- _KUTIPAN SUMBER_:
################

Jadi, ini komedi atau tragedi? Entahlah. Mungkin tak sejauh itu. Mungkin polisi sedang khilaf, atau sensi, atau salah paham. Tapi, apa yang dialami Ismasil Ahmad itu menggambarkan bahwa hari-hari ini masyarakat Indonesia memang sedang “krisis humor”. Kehilangan rasa dan selera humornya (sense of humor). Pada masyarakat seperti ini, yang sering tumbuh subur adalah rasa kebencian.
Maka, periksalah, akhir-akhir ini yang membanjiri media sosial (medsos) adalah hate speech (ujaran kebencian), hoax (berita bohong), fitnah, dan hal-hal lain sejenisnya. Dan semakin banyak orang yang menelannya, tanpa mengunyah. Inilah salah satu ciri masyarakat yang sedang mengalami “krisis humor” atau kehilangan sense of humor.
Padahal, dan jangan pernah menyelepekan, humor itu termasuk hal-hal yang Ilahiah. Humor itu karunia Tuhan. Itulah kenapa tradisi sufi dalam Islam selalu dipenuhi humor. Yang paling popular kita mengenal ada Abu Nawas, juga Nasruddin Khodja. Oleh para sufi ini, hikmah Tuhan selalu disampaikan dengan humor. Nabi Muhammad pun sangat menyukai humor, dan ia begitu mencintai sahabatnya yang humoris, Nuaiman bin Amr.
Seperti halnya musik, humor itu juga soal kecerdasan. Selera humor, atau sense of humor, selalu berkorelasi dengan kecerdasan. Humor hanya diproduksi dan bisa dinikmati oleh masyarakat, oleh orang-orang, dengan tingkat kecerdasan yang minimal setara. Orang-orang cerdas seringkali menyelesaikan persoalan dengan humor. Contohnya adalah apa yang pernah dilakukan Imam Malik dan Imam Syafii, guru-murid pendiri empat madzhab fikih dalam Islam —selain Imam Hanafi dan Imam Hambali.
Di suatu majelis, sang guru Imam Malik menerangkan bahwa rezeki dari Allah itu akan datang tanpa sebab. “Lakukan yang menjadi bagianmu, selanjutnya biarkan Allah mengurus lainnya,” demikian pendapat Imam Malik sembari mengutip sebuah hadits sebagai dalilnya.
Rupanya sang murid, Imam Syafii tak sependapat. “Ya Syeikh, seandainya seekor burung tidak keluar dari sangkarnya, bagaimana mungkin ia akan mendapatkan rezeki?” katanya. Imam Syafii berpendapat, rezeki tak bisa datang sendiri. Diperlukan usaha dan kerja keras untuk memperolehnya. Hingga majelis bubar, keduanya masih berselisih.

################

- _DATA YANG DISEDIAKAN_:

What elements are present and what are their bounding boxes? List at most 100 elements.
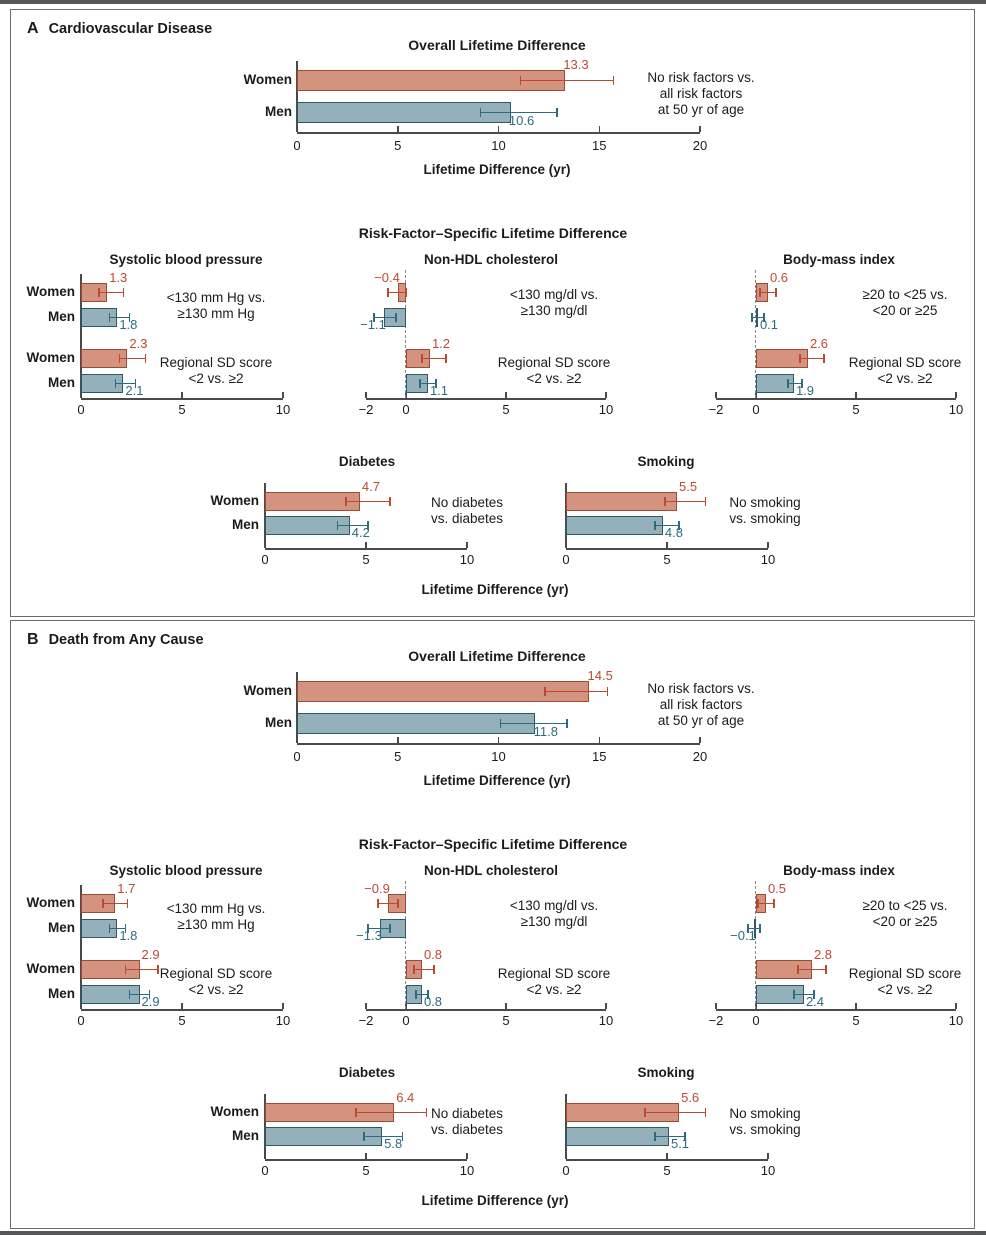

################

- _SOAL LATIHAN_:
(a) Sunting bagian kutipan tentang krisis humor dari "Rupanya sang murid, Imam" sampai "keduanya masih berselisih.", lalu ganti "burung" dengan "ayam".
(b) Menurut kutipan tentang krisis humor, siapa nama sahabat Nabi Muhammad yang humoris?
Data ini berasal dari sumber lain, bukan dari kutipan.

- _JAWABAN LATIHAN_:
(a)
Rupanya sang murid, Imam Syafii tak sependapat. “Ya Syeikh, seandainya seekor ayam tidak keluar dari sangkarnya, bagaimana mungkin ia akan mendapatkan rezeki?” katanya. Imam Syafii berpendapat, rezeki tak bisa datang sendiri. Diperlukan usaha dan kerja keras untuk memperolehnya. Hingga majelis bubar, keduanya masih berselisih.

(b) Nuaiman bin Amr.